Source data

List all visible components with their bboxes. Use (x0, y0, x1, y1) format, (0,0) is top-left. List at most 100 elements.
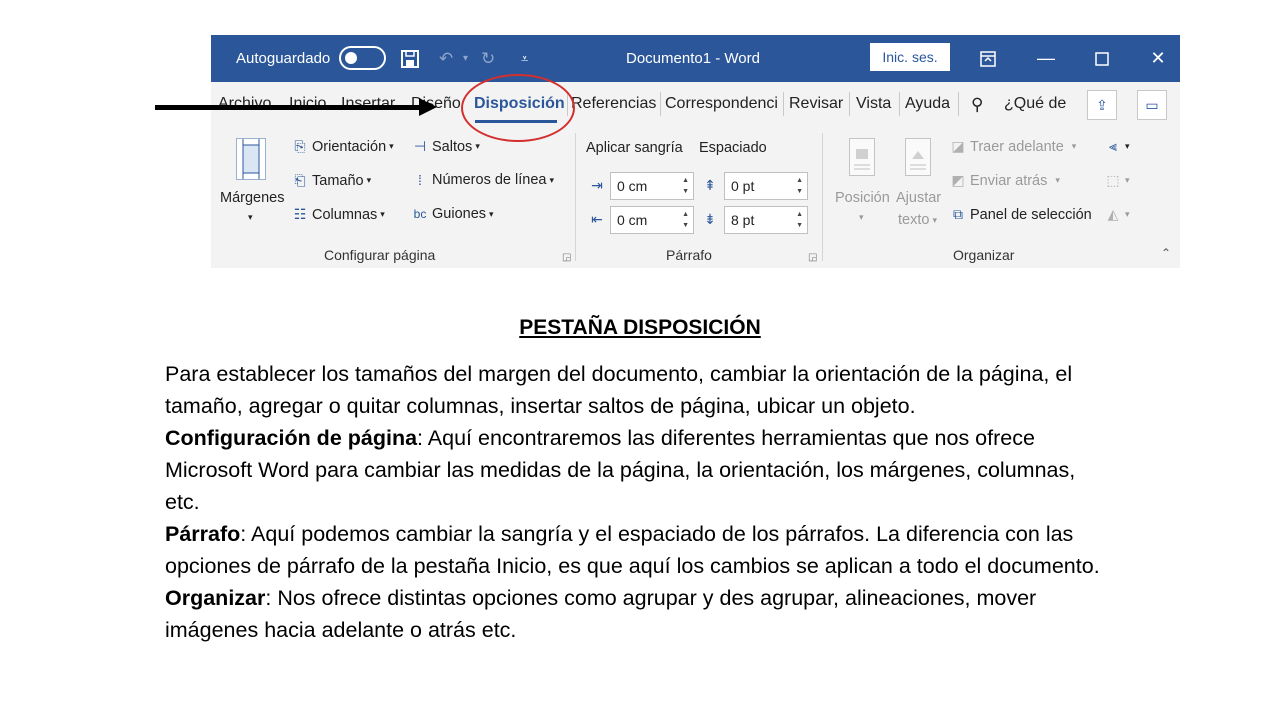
tab-separator (849, 92, 850, 116)
margins-dropdown-icon[interactable]: ▾ (248, 212, 253, 223)
arrange-description: : Nos ofrece distintas opciones como agr… (165, 586, 1037, 642)
tab-separator (899, 92, 900, 116)
page-setup-paragraph: Configuración de página: Aquí encontrare… (165, 422, 1100, 518)
arrange-term: Organizar (165, 586, 266, 610)
close-icon[interactable]: ✕ (1138, 35, 1178, 82)
hyphenation-button[interactable]: bc Guiones ▾ (411, 206, 494, 222)
toggle-knob (345, 52, 357, 64)
save-icon[interactable] (401, 35, 419, 82)
tab-separator (958, 92, 959, 116)
chevron-down-icon: ▾ (1125, 209, 1130, 219)
chevron-down-icon: ▾ (366, 175, 372, 185)
group-objects-icon: ⬚ (1106, 172, 1120, 188)
position-button[interactable]: Posición (835, 190, 890, 206)
align-icon: ⫷ (1109, 138, 1117, 154)
size-button[interactable]: ⎗ Tamaño ▾ (291, 172, 371, 189)
ribbon-display-icon[interactable] (968, 35, 1008, 82)
spinner-arrows-icon[interactable]: ▲ ▼ (796, 209, 803, 231)
chevron-down-icon: ▾ (1055, 175, 1060, 185)
tab-archivo[interactable]: Archivo (218, 95, 271, 113)
tab-inicio[interactable]: Inicio (289, 95, 326, 113)
paragraph-paragraph: Párrafo: Aquí podemos cambiar la sangría… (165, 518, 1100, 582)
tab-referencias[interactable]: Referencias (571, 95, 656, 113)
bring-forward-label: Traer adelante (970, 138, 1064, 155)
indent-right-input[interactable]: 0 cm ▲ ▼ (610, 206, 694, 234)
collapse-ribbon-icon[interactable]: ⌃ (1161, 246, 1171, 260)
wrap-text-label-2: texto ▾ (898, 212, 937, 228)
selection-pane-icon: ⧉ (953, 206, 963, 222)
tab-revisar[interactable]: Revisar (789, 95, 843, 113)
signin-button[interactable]: Inic. ses. (870, 43, 950, 71)
selection-pane-label: Panel de selección (970, 206, 1092, 223)
tell-me-search[interactable]: ¿Qué de (1004, 95, 1066, 113)
arrange-paragraph: Organizar: Nos ofrece distintas opciones… (165, 582, 1100, 646)
indent-left-value: 0 cm (617, 178, 648, 194)
autosave-toggle[interactable] (339, 46, 386, 70)
group-button[interactable]: ⬚ ▾ (1104, 172, 1130, 189)
indent-left-icon: ⇥ (591, 177, 603, 193)
rotate-button[interactable]: ◭ ▾ (1104, 206, 1130, 223)
undo-dropdown-icon[interactable]: ▾ (463, 35, 468, 82)
group-separator (575, 133, 576, 261)
tab-separator (660, 92, 661, 116)
page-heading: PESTAÑA DISPOSICIÓN (519, 316, 761, 339)
align-button[interactable]: ⫷ ▾ (1104, 138, 1129, 155)
columns-label: Columnas (312, 206, 378, 223)
redo-icon[interactable]: ↻ (481, 35, 495, 82)
minimize-icon[interactable]: — (1026, 35, 1066, 82)
chevron-down-icon: ▾ (389, 141, 394, 151)
send-backward-button[interactable]: ◩ Enviar atrás ▾ (949, 172, 1060, 189)
dialog-launcher-icon[interactable]: ◲ (562, 252, 571, 263)
explanation-text: Para establecer los tamaños del margen d… (165, 358, 1100, 646)
orientation-button[interactable]: ⎘ Orientación ▾ (291, 138, 394, 155)
tab-vista[interactable]: Vista (856, 95, 891, 113)
wrap-text-button[interactable]: Ajustar (896, 190, 941, 206)
chevron-down-icon: ▾ (549, 174, 554, 185)
group-label-paragraph: Párrafo (666, 247, 712, 263)
spinner-arrows-icon[interactable]: ▲ ▼ (682, 175, 689, 197)
chevron-down-icon: ▾ (1125, 175, 1130, 185)
undo-icon[interactable]: ↶ (439, 35, 453, 82)
send-backward-label: Enviar atrás (970, 172, 1048, 189)
chevron-down-icon: ▾ (475, 141, 480, 151)
spinner-arrows-icon[interactable]: ▲ ▼ (682, 209, 689, 231)
tab-separator (783, 92, 784, 116)
spinner-arrows-icon[interactable]: ▲ ▼ (796, 175, 803, 197)
paragraph-term: Párrafo (165, 522, 241, 546)
indent-right-icon: ⇤ (591, 211, 603, 227)
comments-icon[interactable]: ▭ (1137, 90, 1167, 120)
breaks-button[interactable]: ⊣ Saltos ▾ (411, 138, 480, 155)
dialog-launcher-icon[interactable]: ◲ (808, 252, 817, 263)
line-numbers-button[interactable]: ⁞ Números de línea ▾ (411, 172, 554, 188)
size-label: Tamaño (312, 172, 364, 189)
group-label-arrange: Organizar (953, 247, 1015, 263)
bring-forward-button[interactable]: ◪ Traer adelante ▾ (949, 138, 1076, 155)
columns-icon: ☷ (293, 206, 307, 222)
tab-ayuda[interactable]: Ayuda (905, 95, 950, 113)
page-setup-term: Configuración de página (165, 426, 418, 450)
margins-button[interactable]: Márgenes (220, 190, 284, 206)
selection-pane-button[interactable]: ⧉ Panel de selección (949, 206, 1092, 223)
send-backward-icon: ◩ (951, 172, 965, 188)
position-icon (849, 138, 875, 176)
columns-button[interactable]: ☷ Columnas ▾ (291, 206, 385, 223)
search-icon[interactable]: ⚲ (971, 95, 983, 115)
chevron-down-icon: ▾ (859, 212, 864, 222)
maximize-icon[interactable] (1082, 35, 1122, 82)
chevron-down-icon: ▾ (489, 208, 494, 219)
word-window-screenshot: Autoguardado ↶ ▾ ↻ ⩡ Documento1 - Word I… (211, 35, 1180, 268)
tab-correspondencia[interactable]: Correspondenci (665, 95, 779, 113)
share-icon[interactable]: ⇪ (1087, 90, 1117, 120)
ribbon-disposicion: Márgenes ▾ ⎘ Orientación ▾ ⎗ Tamaño ▾ ☷ Colum… (211, 128, 1180, 268)
size-icon: ⎗ (294, 172, 306, 188)
chevron-down-icon: ▾ (932, 214, 937, 225)
title-bar: Autoguardado ↶ ▾ ↻ ⩡ Documento1 - Word I… (211, 35, 1180, 82)
spacing-before-input[interactable]: 0 pt ▲ ▼ (724, 172, 808, 200)
tab-insertar[interactable]: Insertar (341, 95, 395, 113)
breaks-icon: ⊣ (413, 138, 427, 154)
orientation-icon: ⎘ (294, 138, 306, 154)
spacing-after-input[interactable]: 8 pt ▲ ▼ (724, 206, 808, 234)
indent-left-input[interactable]: 0 cm ▲ ▼ (610, 172, 694, 200)
spacing-before-icon: ⇞ (704, 177, 716, 193)
group-label-page-setup: Configurar página (324, 247, 436, 263)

Exercise description
The entire listing above is to be copied exactly, with all pictures omitted.

Solution
List all visible components with their bboxes. Use (x0, y0, x1, y1) format, (0,0) is top-left. List at most 100 elements.
tab-separator (849, 92, 850, 116)
margins-dropdown-icon[interactable]: ▾ (248, 212, 253, 223)
arrange-description: : Nos ofrece distintas opciones como agr… (165, 586, 1037, 642)
tab-separator (899, 92, 900, 116)
page-setup-paragraph: Configuración de página: Aquí encontrare… (165, 422, 1100, 518)
arrange-term: Organizar (165, 586, 266, 610)
close-icon[interactable]: ✕ (1138, 35, 1178, 82)
hyphenation-button[interactable]: bc Guiones ▾ (411, 206, 494, 222)
toggle-knob (345, 52, 357, 64)
save-icon[interactable] (401, 35, 419, 82)
tab-separator (958, 92, 959, 116)
chevron-down-icon: ▾ (1125, 209, 1130, 219)
chevron-down-icon: ▾ (366, 175, 372, 185)
group-objects-icon: ⬚ (1106, 172, 1120, 188)
position-button[interactable]: Posición (835, 190, 890, 206)
align-icon: ⫷ (1109, 138, 1117, 154)
size-button[interactable]: ⎗ Tamaño ▾ (291, 172, 371, 189)
ribbon-display-icon[interactable] (968, 35, 1008, 82)
spinner-arrows-icon[interactable]: ▲ ▼ (796, 209, 803, 231)
chevron-down-icon: ▾ (1055, 175, 1060, 185)
tab-archivo[interactable]: Archivo (218, 95, 271, 113)
tab-inicio[interactable]: Inicio (289, 95, 326, 113)
paragraph-paragraph: Párrafo: Aquí podemos cambiar la sangría… (165, 518, 1100, 582)
tab-referencias[interactable]: Referencias (571, 95, 656, 113)
bring-forward-label: Traer adelante (970, 138, 1064, 155)
indent-right-input[interactable]: 0 cm ▲ ▼ (610, 206, 694, 234)
collapse-ribbon-icon[interactable]: ⌃ (1161, 246, 1171, 260)
wrap-text-label-2: texto ▾ (898, 212, 937, 228)
selection-pane-icon: ⧉ (953, 206, 963, 222)
tab-revisar[interactable]: Revisar (789, 95, 843, 113)
signin-button[interactable]: Inic. ses. (870, 43, 950, 71)
selection-pane-label: Panel de selección (970, 206, 1092, 223)
tell-me-search[interactable]: ¿Qué de (1004, 95, 1066, 113)
arrange-paragraph: Organizar: Nos ofrece distintas opciones… (165, 582, 1100, 646)
indent-left-value: 0 cm (617, 178, 648, 194)
autosave-toggle[interactable] (339, 46, 386, 70)
group-button[interactable]: ⬚ ▾ (1104, 172, 1130, 189)
indent-left-icon: ⇥ (591, 177, 603, 193)
rotate-button[interactable]: ◭ ▾ (1104, 206, 1130, 223)
undo-dropdown-icon[interactable]: ▾ (463, 35, 468, 82)
group-separator (575, 133, 576, 261)
tab-separator (660, 92, 661, 116)
page-heading: PESTAÑA DISPOSICIÓN (519, 316, 761, 339)
align-button[interactable]: ⫷ ▾ (1104, 138, 1129, 155)
columns-label: Columnas (312, 206, 378, 223)
redo-icon[interactable]: ↻ (481, 35, 495, 82)
minimize-icon[interactable]: — (1026, 35, 1066, 82)
chevron-down-icon: ▾ (389, 141, 394, 151)
send-backward-button[interactable]: ◩ Enviar atrás ▾ (949, 172, 1060, 189)
dialog-launcher-icon[interactable]: ◲ (562, 252, 571, 263)
explanation-text: Para establecer los tamaños del margen d… (165, 358, 1100, 646)
orientation-button[interactable]: ⎘ Orientación ▾ (291, 138, 394, 155)
tab-vista[interactable]: Vista (856, 95, 891, 113)
wrap-text-button[interactable]: Ajustar (896, 190, 941, 206)
chevron-down-icon: ▾ (549, 174, 554, 185)
group-label-paragraph: Párrafo (666, 247, 712, 263)
spinner-arrows-icon[interactable]: ▲ ▼ (682, 175, 689, 197)
chevron-down-icon: ▾ (1125, 175, 1130, 185)
undo-icon[interactable]: ↶ (439, 35, 453, 82)
send-backward-label: Enviar atrás (970, 172, 1048, 189)
chevron-down-icon: ▾ (475, 141, 480, 151)
spinner-arrows-icon[interactable]: ▲ ▼ (682, 209, 689, 231)
tab-separator (783, 92, 784, 116)
spinner-arrows-icon[interactable]: ▲ ▼ (796, 175, 803, 197)
paragraph-term: Párrafo (165, 522, 241, 546)
indent-right-icon: ⇤ (591, 211, 603, 227)
comments-icon[interactable]: ▭ (1137, 90, 1167, 120)
breaks-button[interactable]: ⊣ Saltos ▾ (411, 138, 480, 155)
dialog-launcher-icon[interactable]: ◲ (808, 252, 817, 263)
line-numbers-button[interactable]: ⁞ Números de línea ▾ (411, 172, 554, 188)
size-label: Tamaño (312, 172, 364, 189)
group-label-arrange: Organizar (953, 247, 1015, 263)
bring-forward-button[interactable]: ◪ Traer adelante ▾ (949, 138, 1076, 155)
columns-icon: ☷ (293, 206, 307, 222)
tab-ayuda[interactable]: Ayuda (905, 95, 950, 113)
page-setup-term: Configuración de página (165, 426, 418, 450)
margins-button[interactable]: Márgenes (220, 190, 284, 206)
selection-pane-button[interactable]: ⧉ Panel de selección (949, 206, 1092, 223)
send-backward-icon: ◩ (951, 172, 965, 188)
position-icon (849, 138, 875, 176)
columns-button[interactable]: ☷ Columnas ▾ (291, 206, 385, 223)
search-icon[interactable]: ⚲ (971, 95, 983, 115)
chevron-down-icon: ▾ (859, 212, 864, 222)
maximize-icon[interactable] (1082, 35, 1122, 82)
chevron-down-icon: ▾ (489, 208, 494, 219)
word-window-screenshot: Autoguardado ↶ ▾ ↻ ⩡ Documento1 - Word I… (211, 35, 1180, 268)
tab-correspondencia[interactable]: Correspondenci (665, 95, 779, 113)
share-icon[interactable]: ⇪ (1087, 90, 1117, 120)
ribbon-disposicion: Márgenes ▾ ⎘ Orientación ▾ ⎗ Tamaño ▾ ☷ Colum… (211, 128, 1180, 268)
size-icon: ⎗ (294, 172, 306, 188)
chevron-down-icon: ▾ (932, 214, 937, 225)
title-bar: Autoguardado ↶ ▾ ↻ ⩡ Documento1 - Word I… (211, 35, 1180, 82)
spacing-before-input[interactable]: 0 pt ▲ ▼ (724, 172, 808, 200)
tab-insertar[interactable]: Insertar (341, 95, 395, 113)
breaks-icon: ⊣ (413, 138, 427, 154)
orientation-icon: ⎘ (294, 138, 306, 154)
spacing-after-input[interactable]: 8 pt ▲ ▼ (724, 206, 808, 234)
indent-left-input[interactable]: 0 cm ▲ ▼ (610, 172, 694, 200)
spacing-before-icon: ⇞ (704, 177, 716, 193)
group-label-page-setup: Configurar página (324, 247, 436, 263)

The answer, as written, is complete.